## [Excerpt to read]
##############################

Linux Kernel Request Queue Quality of Service API Synchronization Vulnerability

A vulnerability in the Linux kernel's block layer can lead to concurrent access issues with the request queue quality of service (rq_qos) APIs. This vulnerability arises from a change that moved the rq_qos_exit() function from disk_release() to del_gendisk(), creating a race condition. When rq_qos_add() is called by enabling iocost or iolatency through cgroupfs, it can overlap with del_gendisk(), leading to unsafe concurrent writes. Additionally, if rq_qos_exit() is invoked mid-process, it can cause a null pointer dereference in the blkcg_activate_policy() function. The vulnerability also allows for memory leaks if rq_qos_exit() is called before rq_qos_add() during disk management operations.

Impact

The vulnerability can cause memory leaks, null pointer dereferences, and unsafe concurrent writes to the rq_qos structure, potentially leading to undefined behavior in the block layer.

Reproduction

The vulnerability can be reproduced by enabling iocost or iolatency through cgroupfs, which triggers rq_qos_add() while concurrently executing del_gendisk(). This overlap causes rq_qos_exit() to be called improperly, leading to a null pointer dereference or a memory leak.

Remediation

The vulnerability has been addressed by introducing a new mutex, 'rq_qos_mutex', at the disk level. This mutex protects the rq_qos_exit() function and synchronizes rq_qos_add() calls with disk removal processes. Users should ensure they are running a version of the Linux kernel that includes this patch.

##############################

## [Supplied entries]

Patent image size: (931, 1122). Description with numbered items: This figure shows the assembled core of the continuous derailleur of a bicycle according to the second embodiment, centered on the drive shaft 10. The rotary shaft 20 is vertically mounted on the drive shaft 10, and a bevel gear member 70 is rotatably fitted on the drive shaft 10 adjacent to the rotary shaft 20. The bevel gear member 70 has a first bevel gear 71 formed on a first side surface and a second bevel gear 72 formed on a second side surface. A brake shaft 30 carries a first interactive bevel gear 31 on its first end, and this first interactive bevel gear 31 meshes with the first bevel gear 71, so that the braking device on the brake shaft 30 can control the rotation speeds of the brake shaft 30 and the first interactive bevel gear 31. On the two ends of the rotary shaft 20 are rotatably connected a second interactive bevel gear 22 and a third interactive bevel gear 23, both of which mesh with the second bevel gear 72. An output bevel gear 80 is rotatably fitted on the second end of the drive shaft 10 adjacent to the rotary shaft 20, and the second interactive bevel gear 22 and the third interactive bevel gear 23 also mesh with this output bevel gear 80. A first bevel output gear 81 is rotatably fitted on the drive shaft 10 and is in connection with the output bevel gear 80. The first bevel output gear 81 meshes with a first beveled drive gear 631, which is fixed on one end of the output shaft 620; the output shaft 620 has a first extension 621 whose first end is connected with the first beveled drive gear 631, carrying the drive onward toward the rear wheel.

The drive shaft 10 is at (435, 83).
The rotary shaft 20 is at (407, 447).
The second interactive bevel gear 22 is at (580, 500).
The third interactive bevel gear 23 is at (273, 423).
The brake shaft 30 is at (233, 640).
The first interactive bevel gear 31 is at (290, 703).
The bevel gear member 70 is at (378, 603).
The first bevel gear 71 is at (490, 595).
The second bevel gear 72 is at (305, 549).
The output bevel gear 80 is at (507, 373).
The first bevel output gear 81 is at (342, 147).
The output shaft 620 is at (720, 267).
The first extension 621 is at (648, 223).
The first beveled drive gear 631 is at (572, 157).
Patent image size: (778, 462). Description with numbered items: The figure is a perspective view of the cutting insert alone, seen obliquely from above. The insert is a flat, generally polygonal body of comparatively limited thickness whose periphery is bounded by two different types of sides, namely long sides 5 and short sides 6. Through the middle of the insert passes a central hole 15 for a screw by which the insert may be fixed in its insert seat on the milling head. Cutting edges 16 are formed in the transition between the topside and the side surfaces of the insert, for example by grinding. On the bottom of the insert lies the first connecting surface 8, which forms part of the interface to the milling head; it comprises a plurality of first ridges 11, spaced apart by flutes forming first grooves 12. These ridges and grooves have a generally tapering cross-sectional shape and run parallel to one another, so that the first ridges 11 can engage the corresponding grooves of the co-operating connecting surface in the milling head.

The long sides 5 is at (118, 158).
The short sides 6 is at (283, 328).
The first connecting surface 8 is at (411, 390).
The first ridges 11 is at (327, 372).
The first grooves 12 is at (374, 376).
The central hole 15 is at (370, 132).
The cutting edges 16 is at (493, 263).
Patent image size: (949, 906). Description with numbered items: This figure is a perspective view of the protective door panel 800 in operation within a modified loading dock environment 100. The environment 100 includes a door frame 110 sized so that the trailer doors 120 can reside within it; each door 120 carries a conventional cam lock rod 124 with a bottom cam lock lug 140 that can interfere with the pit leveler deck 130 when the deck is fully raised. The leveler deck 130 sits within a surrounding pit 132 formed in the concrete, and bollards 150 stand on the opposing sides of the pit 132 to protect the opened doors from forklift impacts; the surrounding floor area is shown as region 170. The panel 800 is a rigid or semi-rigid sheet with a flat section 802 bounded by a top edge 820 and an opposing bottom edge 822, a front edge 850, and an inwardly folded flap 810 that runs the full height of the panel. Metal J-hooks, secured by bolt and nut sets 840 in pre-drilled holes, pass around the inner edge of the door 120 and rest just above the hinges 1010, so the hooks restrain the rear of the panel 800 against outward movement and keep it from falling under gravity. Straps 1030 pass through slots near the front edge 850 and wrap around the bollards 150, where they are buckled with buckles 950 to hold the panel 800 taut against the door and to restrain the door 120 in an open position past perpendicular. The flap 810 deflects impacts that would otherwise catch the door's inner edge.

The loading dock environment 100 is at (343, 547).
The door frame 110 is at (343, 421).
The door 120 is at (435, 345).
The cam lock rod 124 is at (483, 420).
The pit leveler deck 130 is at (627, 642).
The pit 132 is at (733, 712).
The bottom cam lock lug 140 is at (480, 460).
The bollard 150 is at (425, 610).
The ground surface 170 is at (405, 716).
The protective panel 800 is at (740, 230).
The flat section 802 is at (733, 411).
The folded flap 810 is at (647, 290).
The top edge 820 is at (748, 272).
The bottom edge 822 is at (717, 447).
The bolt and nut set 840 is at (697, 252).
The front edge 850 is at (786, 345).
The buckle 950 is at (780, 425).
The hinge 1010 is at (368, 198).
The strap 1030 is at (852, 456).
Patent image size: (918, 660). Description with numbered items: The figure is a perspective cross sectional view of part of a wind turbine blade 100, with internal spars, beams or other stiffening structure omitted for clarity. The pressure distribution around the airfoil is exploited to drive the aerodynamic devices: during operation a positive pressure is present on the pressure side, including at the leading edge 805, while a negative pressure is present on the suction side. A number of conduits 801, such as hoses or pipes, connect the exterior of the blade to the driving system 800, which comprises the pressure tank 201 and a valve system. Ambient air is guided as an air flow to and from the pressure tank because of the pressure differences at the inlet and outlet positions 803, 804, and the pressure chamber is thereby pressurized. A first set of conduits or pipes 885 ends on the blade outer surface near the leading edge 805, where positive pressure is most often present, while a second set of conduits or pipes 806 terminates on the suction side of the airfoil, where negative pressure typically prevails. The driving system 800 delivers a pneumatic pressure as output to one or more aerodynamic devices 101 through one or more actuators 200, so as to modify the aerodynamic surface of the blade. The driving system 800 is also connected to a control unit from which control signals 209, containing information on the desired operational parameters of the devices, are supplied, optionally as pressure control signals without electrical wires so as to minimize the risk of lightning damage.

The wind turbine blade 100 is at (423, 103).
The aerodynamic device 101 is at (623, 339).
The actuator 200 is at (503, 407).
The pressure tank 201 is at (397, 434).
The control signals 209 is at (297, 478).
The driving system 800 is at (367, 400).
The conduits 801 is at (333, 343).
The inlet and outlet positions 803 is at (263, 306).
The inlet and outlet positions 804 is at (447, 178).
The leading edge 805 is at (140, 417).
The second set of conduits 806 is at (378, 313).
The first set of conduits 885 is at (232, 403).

##############################

## [Task to complete]
Answer these questions from the write-up on the rq_qos synchronization vulnerability.
(a) Which function was moved by the change that created the race condition, and where was it moved from and to?
(b) What can be enabled through cgroupfs to reproduce the vulnerability?
(c) What is the new mutex called, and at what level is it introduced?

## [Solution]
(a) rq_qos_exit() was moved from disk_release() to del_gendisk().
(b) iocost or iolatency.
(c) It is called 'rq_qos_mutex' and is introduced at the disk level.